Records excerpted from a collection

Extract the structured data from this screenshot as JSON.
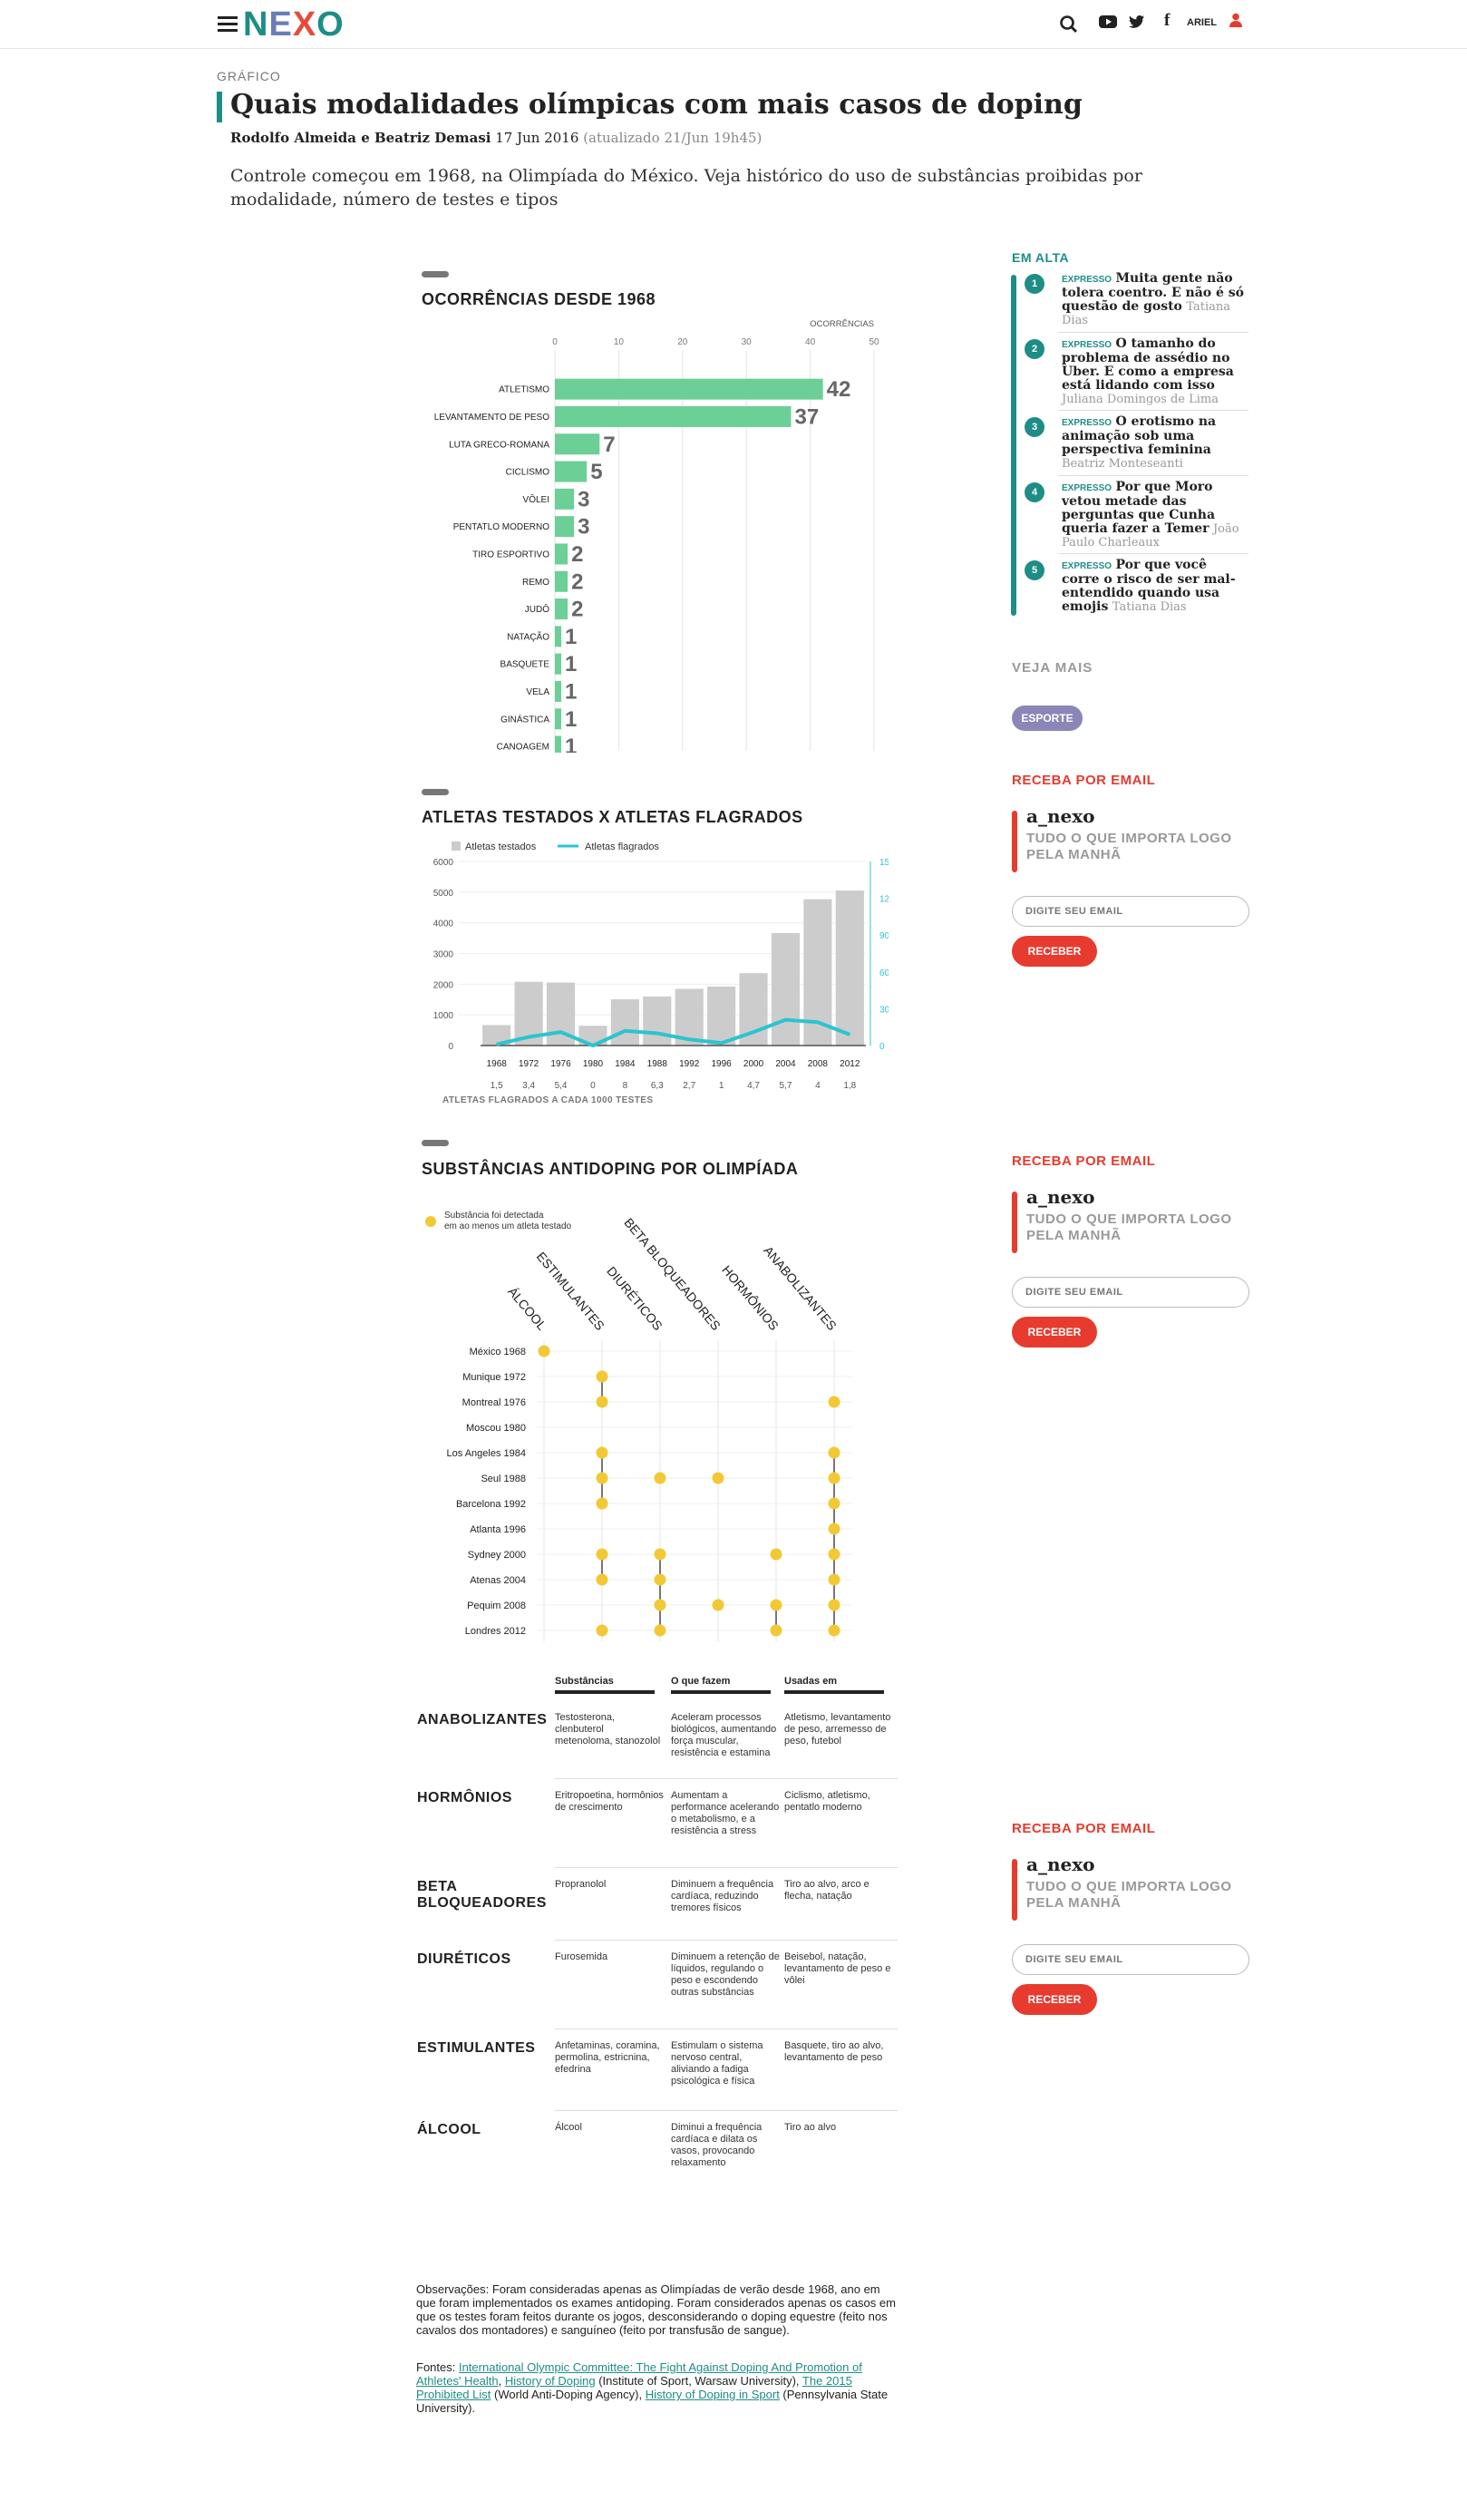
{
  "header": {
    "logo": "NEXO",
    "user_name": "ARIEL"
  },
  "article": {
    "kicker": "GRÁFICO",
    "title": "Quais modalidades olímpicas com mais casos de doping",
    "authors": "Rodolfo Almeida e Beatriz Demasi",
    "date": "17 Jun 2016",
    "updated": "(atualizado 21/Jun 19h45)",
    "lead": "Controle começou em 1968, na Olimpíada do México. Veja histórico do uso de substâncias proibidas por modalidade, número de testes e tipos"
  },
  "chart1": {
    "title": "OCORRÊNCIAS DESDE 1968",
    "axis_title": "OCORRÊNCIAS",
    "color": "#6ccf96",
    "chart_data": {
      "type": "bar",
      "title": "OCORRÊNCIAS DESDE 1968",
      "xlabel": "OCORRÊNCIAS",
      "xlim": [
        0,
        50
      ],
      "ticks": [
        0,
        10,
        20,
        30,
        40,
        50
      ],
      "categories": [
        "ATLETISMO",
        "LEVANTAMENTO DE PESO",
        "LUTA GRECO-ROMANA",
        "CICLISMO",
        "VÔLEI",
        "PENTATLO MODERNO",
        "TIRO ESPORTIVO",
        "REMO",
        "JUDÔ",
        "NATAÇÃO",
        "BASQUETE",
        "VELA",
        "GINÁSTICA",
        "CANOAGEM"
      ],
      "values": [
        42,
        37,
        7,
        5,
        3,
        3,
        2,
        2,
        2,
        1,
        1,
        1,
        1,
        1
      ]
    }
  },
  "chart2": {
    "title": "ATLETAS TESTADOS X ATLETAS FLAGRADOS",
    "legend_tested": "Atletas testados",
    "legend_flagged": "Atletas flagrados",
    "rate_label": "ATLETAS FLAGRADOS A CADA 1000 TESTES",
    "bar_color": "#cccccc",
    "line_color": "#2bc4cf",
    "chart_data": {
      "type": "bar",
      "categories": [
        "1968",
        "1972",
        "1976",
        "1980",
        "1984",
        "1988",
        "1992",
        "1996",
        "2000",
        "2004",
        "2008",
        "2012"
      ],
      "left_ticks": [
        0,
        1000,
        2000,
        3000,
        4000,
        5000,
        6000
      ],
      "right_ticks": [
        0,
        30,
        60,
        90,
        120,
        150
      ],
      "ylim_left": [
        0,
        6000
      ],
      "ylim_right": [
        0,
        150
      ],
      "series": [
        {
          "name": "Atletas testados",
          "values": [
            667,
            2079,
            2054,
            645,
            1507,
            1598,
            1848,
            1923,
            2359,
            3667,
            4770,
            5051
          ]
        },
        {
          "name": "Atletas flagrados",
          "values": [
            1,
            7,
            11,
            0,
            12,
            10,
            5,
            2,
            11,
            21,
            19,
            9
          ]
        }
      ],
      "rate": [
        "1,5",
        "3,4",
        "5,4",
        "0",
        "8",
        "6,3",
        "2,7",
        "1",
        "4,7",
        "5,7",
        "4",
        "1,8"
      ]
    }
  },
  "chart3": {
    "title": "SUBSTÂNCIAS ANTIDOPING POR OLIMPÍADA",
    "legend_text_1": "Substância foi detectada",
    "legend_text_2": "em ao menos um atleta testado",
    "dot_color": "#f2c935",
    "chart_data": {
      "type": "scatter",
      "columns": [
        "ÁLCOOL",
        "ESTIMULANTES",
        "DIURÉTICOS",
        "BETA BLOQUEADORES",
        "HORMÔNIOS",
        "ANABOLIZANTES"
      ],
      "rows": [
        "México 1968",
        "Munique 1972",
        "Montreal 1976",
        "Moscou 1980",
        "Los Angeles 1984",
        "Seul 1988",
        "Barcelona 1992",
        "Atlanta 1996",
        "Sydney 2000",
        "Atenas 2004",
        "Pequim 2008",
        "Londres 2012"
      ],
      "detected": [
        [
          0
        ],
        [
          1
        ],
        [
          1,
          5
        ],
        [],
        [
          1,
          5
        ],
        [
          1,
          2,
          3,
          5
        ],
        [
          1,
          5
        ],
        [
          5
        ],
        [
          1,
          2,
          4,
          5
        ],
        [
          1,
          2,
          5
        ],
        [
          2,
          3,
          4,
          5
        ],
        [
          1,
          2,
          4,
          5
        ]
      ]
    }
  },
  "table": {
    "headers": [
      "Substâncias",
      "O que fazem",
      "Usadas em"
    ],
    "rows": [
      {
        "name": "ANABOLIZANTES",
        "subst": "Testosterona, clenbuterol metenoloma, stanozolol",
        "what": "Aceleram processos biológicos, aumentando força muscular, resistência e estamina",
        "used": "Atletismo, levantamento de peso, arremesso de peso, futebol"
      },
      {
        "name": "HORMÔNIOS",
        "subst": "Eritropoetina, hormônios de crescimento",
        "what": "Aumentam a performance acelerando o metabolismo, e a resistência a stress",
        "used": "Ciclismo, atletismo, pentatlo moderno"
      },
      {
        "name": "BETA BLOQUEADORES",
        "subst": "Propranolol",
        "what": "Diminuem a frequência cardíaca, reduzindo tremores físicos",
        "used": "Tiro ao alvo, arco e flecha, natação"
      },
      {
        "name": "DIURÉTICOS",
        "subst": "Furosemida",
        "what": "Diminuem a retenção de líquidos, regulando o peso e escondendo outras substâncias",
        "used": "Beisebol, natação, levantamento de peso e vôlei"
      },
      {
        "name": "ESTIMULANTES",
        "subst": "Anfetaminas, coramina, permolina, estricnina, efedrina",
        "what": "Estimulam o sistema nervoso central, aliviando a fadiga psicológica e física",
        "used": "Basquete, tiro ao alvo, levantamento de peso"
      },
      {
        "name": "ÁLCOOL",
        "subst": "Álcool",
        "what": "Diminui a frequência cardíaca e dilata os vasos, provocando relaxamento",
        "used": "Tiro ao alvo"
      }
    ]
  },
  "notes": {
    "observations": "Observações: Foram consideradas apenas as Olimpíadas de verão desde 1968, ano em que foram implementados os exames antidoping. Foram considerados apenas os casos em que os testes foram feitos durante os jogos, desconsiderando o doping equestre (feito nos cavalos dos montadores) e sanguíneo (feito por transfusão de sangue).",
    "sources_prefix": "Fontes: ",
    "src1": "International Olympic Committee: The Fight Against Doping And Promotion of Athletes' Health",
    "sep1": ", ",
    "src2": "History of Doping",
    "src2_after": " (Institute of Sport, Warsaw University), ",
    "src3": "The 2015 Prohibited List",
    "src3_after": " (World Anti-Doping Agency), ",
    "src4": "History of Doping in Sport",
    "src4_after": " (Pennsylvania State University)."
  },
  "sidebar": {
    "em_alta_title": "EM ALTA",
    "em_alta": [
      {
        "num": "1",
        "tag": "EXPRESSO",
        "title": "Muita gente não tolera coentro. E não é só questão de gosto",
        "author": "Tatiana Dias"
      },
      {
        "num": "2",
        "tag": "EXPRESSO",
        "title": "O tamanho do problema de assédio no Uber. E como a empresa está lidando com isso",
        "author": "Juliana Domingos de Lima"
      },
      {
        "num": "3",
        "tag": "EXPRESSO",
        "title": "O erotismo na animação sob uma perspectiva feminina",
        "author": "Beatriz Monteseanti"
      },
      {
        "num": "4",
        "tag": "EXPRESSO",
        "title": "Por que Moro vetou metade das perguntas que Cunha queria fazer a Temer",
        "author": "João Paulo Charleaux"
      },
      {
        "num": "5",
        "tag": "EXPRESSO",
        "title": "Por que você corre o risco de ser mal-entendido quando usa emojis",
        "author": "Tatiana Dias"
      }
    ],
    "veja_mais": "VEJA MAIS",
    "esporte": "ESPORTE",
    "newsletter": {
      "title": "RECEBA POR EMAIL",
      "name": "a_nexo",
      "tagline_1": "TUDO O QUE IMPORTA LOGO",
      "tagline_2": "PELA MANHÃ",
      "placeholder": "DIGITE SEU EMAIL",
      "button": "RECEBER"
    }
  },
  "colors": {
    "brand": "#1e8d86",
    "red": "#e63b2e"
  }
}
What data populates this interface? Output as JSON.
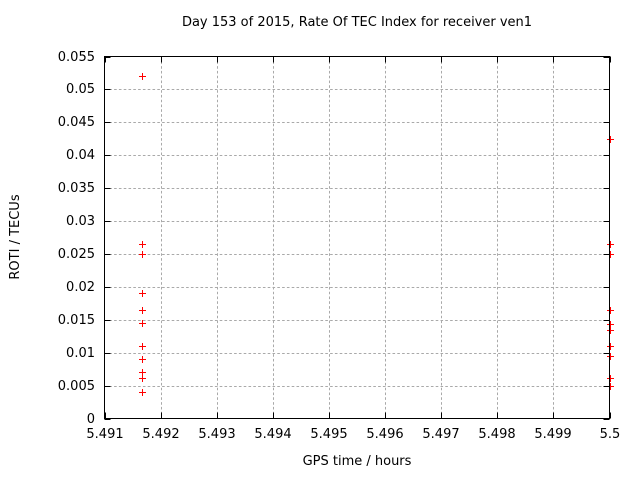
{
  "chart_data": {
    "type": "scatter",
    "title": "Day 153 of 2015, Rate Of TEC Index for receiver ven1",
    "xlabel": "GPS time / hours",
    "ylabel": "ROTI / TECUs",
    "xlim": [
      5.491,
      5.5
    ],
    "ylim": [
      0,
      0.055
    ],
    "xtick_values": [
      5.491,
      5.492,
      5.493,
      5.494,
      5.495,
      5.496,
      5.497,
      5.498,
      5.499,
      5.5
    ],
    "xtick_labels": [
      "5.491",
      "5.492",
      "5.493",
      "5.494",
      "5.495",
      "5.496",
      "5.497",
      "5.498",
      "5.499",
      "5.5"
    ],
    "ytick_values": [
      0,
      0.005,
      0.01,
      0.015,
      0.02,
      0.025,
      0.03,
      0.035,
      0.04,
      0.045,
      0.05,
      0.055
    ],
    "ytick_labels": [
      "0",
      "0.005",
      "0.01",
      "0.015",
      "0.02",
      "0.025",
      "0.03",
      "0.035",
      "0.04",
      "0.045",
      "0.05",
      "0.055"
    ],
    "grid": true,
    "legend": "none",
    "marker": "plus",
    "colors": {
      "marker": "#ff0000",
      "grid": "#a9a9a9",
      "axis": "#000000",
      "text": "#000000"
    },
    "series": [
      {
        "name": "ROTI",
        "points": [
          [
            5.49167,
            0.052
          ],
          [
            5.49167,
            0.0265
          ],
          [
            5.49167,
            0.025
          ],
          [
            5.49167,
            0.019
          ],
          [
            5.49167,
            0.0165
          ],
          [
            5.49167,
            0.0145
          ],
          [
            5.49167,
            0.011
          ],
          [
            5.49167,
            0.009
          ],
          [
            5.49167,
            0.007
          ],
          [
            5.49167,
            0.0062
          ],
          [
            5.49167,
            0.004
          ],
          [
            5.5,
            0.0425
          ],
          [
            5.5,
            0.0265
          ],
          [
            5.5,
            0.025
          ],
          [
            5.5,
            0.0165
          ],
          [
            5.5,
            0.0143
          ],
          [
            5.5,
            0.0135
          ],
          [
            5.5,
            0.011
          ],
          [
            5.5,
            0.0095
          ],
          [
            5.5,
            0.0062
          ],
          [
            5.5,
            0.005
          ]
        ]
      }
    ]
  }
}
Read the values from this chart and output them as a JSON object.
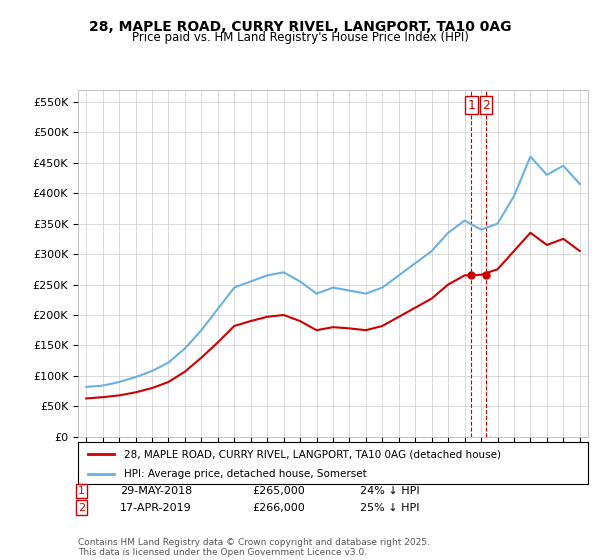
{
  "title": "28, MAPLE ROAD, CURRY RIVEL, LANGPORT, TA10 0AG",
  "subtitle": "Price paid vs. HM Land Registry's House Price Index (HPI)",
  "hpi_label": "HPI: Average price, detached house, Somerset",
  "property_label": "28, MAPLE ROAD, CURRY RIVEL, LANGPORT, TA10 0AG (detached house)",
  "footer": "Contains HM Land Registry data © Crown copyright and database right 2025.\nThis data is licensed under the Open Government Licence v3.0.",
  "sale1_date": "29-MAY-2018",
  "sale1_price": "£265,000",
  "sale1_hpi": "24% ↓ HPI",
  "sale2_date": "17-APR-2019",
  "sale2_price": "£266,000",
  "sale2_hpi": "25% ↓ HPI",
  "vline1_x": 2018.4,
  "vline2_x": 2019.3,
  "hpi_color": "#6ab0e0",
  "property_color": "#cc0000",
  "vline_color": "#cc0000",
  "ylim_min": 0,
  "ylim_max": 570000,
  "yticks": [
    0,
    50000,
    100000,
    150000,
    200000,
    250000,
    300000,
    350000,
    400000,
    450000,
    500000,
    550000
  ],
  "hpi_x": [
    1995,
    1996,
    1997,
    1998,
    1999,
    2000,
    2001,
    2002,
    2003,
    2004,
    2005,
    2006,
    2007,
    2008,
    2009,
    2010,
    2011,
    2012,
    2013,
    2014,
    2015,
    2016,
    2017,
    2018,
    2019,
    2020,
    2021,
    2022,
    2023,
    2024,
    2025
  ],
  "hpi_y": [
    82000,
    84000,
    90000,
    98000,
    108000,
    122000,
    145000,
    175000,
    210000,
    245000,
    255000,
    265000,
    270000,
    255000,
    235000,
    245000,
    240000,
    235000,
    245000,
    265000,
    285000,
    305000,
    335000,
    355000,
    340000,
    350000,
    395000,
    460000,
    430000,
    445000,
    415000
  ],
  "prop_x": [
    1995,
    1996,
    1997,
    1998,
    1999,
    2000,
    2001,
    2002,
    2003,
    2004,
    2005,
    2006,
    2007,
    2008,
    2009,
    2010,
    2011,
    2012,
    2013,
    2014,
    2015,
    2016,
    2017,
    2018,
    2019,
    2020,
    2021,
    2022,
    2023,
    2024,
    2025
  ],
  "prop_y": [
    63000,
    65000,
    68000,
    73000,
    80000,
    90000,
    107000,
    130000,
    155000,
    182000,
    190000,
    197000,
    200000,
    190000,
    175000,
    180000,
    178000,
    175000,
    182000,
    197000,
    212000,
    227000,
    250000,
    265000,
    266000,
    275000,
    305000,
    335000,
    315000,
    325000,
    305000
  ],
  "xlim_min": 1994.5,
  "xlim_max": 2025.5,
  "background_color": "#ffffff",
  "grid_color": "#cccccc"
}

> **Task description**
Determine the count of lines in the data above with the string "University" in them, and give that count alone.

> **Written solution**
2